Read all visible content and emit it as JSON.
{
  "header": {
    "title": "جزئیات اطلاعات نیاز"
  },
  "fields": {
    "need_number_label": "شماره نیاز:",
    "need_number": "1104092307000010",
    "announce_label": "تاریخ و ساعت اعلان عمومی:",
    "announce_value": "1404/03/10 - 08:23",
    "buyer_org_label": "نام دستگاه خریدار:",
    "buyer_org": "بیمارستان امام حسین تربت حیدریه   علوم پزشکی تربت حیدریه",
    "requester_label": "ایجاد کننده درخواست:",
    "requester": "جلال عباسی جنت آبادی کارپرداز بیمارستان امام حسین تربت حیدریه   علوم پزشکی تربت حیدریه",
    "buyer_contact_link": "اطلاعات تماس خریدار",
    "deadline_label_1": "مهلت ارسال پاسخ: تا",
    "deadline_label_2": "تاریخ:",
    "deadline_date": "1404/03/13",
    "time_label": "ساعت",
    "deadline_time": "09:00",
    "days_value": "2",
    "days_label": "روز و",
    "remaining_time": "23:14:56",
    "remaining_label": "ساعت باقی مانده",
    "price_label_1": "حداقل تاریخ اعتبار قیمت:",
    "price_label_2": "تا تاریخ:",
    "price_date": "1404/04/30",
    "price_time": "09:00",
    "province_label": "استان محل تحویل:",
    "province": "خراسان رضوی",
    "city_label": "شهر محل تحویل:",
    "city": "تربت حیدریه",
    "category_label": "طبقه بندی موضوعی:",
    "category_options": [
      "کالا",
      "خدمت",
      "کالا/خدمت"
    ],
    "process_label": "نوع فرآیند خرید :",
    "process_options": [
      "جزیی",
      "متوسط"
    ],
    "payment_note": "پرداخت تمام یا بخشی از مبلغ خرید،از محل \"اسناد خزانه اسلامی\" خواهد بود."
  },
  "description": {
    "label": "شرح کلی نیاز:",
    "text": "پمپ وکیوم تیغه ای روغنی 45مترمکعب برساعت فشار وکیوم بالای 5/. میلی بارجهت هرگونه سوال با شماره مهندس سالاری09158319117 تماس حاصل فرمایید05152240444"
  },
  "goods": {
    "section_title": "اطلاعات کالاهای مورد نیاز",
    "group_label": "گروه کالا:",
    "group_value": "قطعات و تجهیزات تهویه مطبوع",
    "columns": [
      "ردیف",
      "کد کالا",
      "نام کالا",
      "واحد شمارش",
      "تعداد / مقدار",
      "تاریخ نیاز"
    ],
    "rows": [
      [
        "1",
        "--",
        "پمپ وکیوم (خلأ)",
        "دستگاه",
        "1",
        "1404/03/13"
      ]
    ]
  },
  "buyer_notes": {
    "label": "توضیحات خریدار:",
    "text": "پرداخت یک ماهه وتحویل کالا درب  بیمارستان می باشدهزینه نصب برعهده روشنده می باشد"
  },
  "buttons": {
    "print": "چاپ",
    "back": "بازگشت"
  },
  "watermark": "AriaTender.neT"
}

• _Work required_
Go through the records line by line and count those containing the string "بیمارستان". Give only the total.

• _Result of this task_
3